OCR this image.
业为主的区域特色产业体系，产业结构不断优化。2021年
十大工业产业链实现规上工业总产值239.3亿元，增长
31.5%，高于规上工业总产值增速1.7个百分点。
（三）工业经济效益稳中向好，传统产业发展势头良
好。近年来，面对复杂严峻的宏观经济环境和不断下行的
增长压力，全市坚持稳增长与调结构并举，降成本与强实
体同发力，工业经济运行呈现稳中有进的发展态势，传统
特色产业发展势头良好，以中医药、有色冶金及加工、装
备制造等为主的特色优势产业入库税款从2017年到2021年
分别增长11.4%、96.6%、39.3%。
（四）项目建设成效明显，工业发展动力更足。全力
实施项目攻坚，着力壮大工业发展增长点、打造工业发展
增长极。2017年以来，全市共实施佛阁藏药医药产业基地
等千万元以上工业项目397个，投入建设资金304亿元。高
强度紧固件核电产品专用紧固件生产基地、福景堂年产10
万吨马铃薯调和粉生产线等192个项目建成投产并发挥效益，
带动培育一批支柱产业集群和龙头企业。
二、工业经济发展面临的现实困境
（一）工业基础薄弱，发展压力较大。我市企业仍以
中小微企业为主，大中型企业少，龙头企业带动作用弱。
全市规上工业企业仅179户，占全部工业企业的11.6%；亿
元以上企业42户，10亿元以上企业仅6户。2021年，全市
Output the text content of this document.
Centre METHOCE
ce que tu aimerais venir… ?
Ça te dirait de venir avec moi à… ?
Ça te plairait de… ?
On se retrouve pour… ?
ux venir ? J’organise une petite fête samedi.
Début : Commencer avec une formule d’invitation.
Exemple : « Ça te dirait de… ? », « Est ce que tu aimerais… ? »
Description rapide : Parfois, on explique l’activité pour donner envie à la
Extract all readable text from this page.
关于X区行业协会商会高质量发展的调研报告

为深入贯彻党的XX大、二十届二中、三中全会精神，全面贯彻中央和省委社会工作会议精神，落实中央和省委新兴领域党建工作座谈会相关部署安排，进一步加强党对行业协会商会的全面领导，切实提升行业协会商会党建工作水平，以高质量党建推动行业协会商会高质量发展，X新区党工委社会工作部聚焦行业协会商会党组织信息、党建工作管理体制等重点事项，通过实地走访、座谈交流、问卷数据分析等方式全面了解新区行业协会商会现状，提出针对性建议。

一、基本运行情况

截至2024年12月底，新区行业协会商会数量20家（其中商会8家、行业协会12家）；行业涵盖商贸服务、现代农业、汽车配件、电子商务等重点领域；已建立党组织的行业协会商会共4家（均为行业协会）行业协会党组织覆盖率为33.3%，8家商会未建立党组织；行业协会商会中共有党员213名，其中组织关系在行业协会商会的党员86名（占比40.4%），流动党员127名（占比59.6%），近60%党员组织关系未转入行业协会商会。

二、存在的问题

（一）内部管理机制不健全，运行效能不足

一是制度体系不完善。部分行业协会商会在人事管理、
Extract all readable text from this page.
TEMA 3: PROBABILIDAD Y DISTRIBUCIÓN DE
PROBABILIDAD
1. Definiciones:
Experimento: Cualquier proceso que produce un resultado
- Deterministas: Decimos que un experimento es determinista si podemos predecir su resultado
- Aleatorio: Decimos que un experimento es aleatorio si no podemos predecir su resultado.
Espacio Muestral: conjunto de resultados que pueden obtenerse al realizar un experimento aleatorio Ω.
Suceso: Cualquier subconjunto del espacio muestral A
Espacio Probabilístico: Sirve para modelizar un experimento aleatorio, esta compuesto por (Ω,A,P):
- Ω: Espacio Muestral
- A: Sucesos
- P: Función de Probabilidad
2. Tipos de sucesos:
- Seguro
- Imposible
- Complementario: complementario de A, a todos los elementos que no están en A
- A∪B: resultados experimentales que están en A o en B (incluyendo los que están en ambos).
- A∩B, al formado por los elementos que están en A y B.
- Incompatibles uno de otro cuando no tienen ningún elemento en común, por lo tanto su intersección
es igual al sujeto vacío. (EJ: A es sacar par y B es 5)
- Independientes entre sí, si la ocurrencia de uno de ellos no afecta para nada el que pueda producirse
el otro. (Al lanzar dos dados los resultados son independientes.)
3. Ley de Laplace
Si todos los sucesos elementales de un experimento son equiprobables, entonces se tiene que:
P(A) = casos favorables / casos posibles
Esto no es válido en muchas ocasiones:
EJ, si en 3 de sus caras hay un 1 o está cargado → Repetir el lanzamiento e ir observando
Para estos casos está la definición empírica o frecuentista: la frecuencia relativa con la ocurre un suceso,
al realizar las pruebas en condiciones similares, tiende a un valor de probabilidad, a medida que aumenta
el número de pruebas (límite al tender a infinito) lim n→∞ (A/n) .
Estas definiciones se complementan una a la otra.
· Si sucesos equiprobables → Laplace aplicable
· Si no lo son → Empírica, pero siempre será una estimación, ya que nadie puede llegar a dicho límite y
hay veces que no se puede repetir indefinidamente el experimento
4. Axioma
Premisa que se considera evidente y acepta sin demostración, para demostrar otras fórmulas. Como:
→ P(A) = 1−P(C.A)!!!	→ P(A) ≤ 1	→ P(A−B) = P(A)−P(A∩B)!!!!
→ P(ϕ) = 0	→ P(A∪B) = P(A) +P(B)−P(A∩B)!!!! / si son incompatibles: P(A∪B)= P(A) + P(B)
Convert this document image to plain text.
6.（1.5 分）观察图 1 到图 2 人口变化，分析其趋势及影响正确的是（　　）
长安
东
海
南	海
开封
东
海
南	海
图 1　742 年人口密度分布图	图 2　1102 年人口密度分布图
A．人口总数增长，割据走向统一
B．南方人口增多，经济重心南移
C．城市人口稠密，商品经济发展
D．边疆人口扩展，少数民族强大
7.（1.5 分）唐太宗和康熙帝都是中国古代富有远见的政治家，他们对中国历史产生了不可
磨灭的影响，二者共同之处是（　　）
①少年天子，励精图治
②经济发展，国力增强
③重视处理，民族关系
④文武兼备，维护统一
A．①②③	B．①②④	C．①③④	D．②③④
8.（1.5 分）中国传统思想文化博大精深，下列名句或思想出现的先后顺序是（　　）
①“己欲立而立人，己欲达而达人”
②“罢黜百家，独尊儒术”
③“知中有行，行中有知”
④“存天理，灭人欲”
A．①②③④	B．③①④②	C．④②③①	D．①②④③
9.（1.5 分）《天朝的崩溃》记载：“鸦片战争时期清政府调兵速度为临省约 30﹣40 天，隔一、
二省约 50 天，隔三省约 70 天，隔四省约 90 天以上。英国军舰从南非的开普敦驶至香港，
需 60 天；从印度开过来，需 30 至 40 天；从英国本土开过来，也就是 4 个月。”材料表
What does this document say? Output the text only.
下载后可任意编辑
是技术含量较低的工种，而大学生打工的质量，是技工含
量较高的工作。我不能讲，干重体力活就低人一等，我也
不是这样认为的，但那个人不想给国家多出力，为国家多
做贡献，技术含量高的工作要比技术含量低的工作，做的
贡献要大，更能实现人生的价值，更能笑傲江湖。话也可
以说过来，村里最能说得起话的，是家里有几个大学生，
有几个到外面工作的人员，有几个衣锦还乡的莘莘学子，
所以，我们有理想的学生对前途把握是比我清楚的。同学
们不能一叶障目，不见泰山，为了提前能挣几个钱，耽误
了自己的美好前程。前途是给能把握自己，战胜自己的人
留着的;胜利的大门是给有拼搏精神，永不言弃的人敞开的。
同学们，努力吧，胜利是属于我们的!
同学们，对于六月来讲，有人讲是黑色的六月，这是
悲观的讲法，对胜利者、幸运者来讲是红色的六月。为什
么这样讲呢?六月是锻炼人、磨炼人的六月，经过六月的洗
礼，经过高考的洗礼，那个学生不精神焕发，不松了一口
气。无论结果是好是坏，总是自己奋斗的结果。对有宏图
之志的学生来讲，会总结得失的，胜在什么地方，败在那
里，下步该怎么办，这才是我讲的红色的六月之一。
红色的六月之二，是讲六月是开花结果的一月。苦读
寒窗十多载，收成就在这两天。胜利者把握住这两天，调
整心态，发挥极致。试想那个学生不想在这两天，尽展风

Problem: Across the material above, how many lines include the string "podemos"? Only the number is wanted.

Task response: 2